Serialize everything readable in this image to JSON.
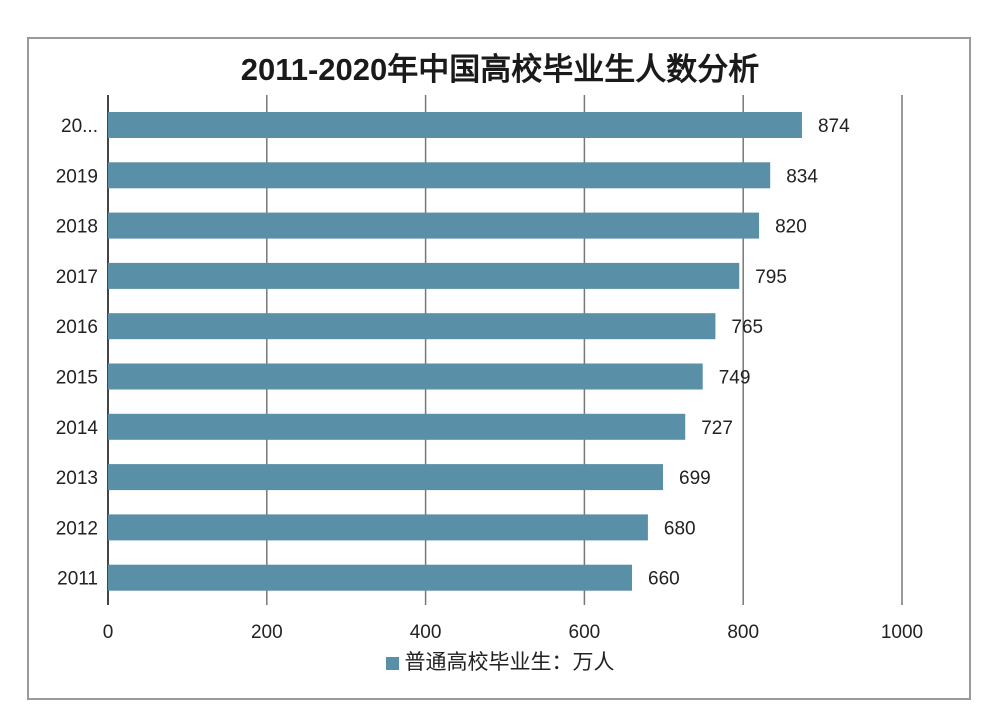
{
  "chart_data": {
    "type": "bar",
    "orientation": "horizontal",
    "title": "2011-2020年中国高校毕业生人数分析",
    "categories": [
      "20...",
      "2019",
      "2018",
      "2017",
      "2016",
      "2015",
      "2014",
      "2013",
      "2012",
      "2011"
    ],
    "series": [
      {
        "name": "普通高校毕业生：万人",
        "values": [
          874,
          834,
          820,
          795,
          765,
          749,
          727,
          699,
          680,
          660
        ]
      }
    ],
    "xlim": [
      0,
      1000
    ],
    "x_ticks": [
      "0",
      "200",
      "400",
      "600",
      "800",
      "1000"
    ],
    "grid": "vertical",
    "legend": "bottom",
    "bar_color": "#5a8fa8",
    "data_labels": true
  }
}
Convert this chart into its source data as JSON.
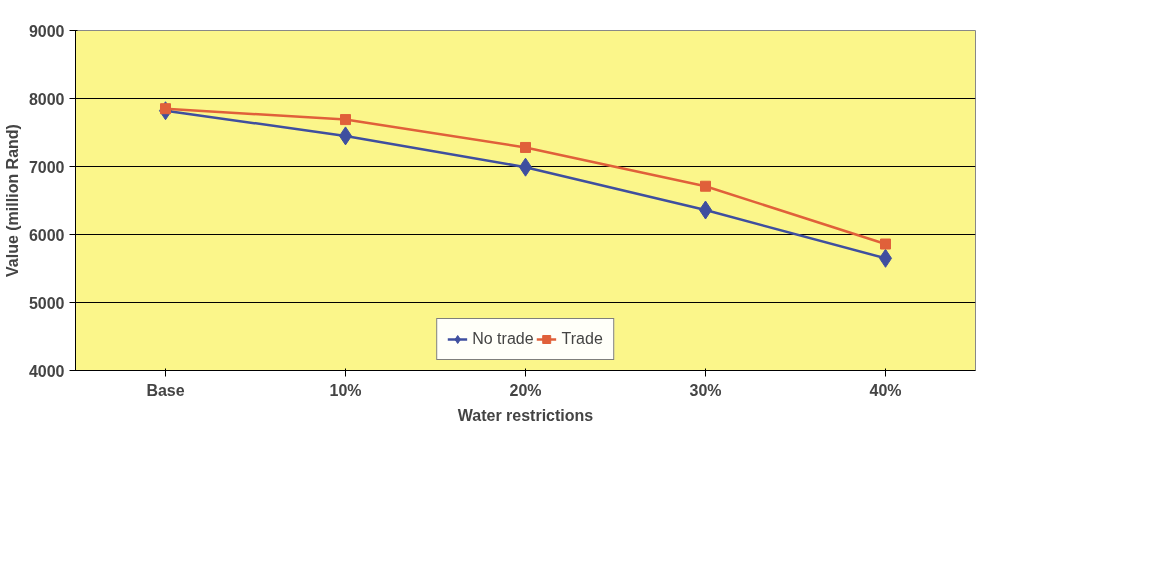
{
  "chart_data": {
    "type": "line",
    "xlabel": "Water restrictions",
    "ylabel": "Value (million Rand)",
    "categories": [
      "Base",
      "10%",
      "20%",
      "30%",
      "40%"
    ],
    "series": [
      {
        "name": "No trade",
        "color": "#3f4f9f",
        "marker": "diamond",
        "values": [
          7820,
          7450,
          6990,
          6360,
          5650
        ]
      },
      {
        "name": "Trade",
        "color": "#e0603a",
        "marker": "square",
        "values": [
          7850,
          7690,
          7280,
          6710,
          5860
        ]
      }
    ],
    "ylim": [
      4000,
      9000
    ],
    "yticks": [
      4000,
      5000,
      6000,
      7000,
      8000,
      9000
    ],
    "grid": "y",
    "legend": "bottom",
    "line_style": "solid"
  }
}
---
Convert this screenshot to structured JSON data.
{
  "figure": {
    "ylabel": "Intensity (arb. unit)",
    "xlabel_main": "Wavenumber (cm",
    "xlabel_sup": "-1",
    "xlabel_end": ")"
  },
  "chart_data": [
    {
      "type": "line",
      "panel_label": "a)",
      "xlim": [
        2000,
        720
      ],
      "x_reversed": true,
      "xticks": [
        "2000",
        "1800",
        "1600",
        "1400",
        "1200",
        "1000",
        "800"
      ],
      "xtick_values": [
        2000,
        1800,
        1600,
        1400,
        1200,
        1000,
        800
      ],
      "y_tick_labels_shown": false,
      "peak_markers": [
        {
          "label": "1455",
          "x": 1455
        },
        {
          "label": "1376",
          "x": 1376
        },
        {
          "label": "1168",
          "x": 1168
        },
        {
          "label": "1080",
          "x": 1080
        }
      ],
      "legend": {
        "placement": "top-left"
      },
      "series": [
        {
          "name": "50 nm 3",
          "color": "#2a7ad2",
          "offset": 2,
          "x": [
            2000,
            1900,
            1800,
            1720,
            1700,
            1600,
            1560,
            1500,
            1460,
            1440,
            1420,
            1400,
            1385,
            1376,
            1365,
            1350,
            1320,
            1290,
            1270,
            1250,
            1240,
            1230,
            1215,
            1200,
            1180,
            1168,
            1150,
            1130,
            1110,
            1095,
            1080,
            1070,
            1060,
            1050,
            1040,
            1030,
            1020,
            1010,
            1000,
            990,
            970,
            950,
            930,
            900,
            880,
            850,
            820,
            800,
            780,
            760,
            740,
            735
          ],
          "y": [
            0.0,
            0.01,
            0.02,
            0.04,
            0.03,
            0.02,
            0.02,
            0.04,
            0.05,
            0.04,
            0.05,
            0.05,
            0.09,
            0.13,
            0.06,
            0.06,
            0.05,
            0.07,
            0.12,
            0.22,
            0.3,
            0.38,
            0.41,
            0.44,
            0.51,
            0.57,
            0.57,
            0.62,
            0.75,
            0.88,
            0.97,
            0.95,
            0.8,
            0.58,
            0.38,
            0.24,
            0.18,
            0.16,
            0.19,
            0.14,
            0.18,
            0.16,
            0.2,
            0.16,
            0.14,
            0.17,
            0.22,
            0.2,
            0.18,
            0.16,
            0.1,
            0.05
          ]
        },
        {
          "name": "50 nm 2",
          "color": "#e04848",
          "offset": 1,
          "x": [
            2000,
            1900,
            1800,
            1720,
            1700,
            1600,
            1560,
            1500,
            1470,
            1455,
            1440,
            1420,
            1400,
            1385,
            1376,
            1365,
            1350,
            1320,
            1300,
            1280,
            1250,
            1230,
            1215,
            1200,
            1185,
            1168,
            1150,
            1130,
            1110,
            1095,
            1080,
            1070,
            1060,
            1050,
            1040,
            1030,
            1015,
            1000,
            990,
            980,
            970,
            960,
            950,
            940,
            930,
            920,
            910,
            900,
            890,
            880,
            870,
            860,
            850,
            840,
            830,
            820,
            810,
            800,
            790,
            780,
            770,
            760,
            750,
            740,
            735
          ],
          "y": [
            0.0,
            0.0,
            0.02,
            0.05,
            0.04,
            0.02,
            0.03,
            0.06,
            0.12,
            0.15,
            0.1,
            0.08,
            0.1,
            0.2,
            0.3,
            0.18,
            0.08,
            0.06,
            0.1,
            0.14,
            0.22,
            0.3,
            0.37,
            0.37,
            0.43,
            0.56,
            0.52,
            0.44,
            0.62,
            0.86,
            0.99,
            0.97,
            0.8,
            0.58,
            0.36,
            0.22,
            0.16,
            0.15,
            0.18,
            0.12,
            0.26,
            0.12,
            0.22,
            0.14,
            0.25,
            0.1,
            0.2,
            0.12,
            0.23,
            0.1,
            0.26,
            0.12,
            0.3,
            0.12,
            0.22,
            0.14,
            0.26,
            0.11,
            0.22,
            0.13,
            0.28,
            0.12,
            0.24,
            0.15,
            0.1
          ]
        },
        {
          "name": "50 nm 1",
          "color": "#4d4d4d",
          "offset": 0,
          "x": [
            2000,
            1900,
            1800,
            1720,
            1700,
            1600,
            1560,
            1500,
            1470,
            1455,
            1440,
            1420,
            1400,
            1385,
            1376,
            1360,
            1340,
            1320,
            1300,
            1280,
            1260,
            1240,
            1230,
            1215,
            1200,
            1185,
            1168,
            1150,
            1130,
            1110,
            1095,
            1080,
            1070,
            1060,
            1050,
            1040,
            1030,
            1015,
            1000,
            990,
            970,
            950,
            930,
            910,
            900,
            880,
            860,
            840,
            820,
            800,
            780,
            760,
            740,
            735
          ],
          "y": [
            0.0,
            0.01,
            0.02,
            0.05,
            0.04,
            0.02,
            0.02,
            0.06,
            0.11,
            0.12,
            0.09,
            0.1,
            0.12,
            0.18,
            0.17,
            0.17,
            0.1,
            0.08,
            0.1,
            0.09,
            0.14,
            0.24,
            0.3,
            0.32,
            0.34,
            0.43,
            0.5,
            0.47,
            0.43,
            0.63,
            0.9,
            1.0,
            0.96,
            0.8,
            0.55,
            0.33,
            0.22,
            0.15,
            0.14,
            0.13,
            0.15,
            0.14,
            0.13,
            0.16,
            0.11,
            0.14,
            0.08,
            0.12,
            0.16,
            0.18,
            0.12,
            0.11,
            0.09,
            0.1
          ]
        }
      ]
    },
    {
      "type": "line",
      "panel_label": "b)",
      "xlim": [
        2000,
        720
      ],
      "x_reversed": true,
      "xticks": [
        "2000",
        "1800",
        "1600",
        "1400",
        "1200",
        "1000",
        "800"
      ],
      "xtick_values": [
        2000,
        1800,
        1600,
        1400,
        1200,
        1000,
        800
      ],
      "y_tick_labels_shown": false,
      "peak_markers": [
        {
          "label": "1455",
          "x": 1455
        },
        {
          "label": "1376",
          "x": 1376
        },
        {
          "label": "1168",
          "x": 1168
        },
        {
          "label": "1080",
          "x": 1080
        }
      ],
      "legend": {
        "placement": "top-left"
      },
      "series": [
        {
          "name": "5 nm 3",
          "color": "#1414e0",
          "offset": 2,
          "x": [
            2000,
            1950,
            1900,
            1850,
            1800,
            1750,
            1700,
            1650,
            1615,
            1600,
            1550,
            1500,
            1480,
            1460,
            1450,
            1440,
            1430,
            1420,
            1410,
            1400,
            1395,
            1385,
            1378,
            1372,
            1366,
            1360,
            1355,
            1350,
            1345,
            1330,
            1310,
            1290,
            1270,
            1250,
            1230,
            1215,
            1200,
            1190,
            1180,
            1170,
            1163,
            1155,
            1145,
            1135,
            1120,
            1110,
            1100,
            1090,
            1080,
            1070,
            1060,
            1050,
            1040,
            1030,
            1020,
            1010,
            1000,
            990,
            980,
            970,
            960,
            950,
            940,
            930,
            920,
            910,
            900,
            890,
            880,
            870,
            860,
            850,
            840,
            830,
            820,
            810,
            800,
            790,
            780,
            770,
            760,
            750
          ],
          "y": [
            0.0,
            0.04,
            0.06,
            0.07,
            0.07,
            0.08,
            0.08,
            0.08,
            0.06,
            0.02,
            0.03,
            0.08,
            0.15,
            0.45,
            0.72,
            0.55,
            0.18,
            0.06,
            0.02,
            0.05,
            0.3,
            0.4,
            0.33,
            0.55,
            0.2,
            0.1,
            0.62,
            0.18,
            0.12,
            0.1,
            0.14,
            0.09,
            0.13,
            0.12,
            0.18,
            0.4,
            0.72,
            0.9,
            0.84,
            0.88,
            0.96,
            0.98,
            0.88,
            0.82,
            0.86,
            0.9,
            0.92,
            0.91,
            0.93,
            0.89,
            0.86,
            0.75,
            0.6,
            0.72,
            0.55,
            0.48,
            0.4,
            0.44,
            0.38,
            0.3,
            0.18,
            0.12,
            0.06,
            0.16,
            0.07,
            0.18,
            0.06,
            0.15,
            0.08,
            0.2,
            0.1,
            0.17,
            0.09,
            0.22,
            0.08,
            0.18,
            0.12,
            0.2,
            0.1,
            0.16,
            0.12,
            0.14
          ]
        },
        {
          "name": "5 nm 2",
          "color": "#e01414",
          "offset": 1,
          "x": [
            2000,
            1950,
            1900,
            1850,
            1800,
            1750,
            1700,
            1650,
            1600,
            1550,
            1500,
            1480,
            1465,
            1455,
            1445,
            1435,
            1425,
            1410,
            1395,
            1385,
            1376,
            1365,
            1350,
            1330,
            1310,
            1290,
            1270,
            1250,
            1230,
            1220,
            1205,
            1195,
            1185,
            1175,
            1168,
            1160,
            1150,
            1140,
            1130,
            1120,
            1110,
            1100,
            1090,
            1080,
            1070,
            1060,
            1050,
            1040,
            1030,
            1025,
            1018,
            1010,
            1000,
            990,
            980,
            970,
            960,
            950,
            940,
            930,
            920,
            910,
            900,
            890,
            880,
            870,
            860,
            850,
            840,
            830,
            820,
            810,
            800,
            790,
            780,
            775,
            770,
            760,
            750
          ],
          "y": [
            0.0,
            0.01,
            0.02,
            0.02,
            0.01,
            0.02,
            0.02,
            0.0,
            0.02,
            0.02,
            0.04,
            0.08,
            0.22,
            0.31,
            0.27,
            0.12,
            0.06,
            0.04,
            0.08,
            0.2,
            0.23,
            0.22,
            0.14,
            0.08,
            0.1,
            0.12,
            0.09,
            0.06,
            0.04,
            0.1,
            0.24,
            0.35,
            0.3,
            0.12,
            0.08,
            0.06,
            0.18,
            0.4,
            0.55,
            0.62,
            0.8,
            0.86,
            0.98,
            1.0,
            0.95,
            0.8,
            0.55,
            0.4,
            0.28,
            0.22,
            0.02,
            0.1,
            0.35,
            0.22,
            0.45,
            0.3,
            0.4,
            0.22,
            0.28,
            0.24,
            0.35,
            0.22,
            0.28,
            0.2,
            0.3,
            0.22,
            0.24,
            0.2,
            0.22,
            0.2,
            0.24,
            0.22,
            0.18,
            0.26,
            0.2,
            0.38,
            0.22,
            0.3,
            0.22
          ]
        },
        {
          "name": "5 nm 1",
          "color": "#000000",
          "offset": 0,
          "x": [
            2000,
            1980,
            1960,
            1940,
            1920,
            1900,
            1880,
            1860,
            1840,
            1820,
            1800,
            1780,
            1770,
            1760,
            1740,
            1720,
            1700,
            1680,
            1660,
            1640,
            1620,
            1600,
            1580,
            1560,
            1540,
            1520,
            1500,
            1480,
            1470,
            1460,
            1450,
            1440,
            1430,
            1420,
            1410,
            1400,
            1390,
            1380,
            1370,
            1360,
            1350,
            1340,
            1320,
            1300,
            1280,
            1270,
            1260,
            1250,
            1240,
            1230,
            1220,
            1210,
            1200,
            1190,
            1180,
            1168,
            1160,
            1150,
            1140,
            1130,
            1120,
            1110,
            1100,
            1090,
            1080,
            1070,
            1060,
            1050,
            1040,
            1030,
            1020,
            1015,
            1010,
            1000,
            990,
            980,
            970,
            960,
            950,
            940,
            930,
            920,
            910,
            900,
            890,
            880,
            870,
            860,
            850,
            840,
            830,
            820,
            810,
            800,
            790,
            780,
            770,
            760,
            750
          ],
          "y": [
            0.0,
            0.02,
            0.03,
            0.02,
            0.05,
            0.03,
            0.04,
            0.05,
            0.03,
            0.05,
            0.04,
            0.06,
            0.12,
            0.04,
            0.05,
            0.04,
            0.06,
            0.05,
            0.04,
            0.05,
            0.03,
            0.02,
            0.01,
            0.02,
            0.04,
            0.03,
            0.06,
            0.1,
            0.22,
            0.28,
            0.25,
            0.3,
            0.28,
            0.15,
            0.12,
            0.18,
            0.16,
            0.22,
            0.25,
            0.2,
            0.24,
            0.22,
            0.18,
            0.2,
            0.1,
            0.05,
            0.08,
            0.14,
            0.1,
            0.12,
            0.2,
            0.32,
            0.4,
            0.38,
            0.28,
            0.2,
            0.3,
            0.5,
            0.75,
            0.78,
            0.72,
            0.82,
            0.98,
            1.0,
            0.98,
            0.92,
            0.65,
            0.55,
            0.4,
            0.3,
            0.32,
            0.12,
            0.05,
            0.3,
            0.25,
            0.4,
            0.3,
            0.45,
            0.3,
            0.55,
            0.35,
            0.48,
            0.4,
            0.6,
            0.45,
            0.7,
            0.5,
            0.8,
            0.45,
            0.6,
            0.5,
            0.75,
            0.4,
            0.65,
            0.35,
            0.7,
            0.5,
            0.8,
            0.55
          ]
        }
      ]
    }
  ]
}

§ Directions
Check each line of the entries above for the word "Convert". List the ones that have it.

§ Exercise response
Convert this chart into its source data as JSON.
Convert this screenshot to structured JSON data.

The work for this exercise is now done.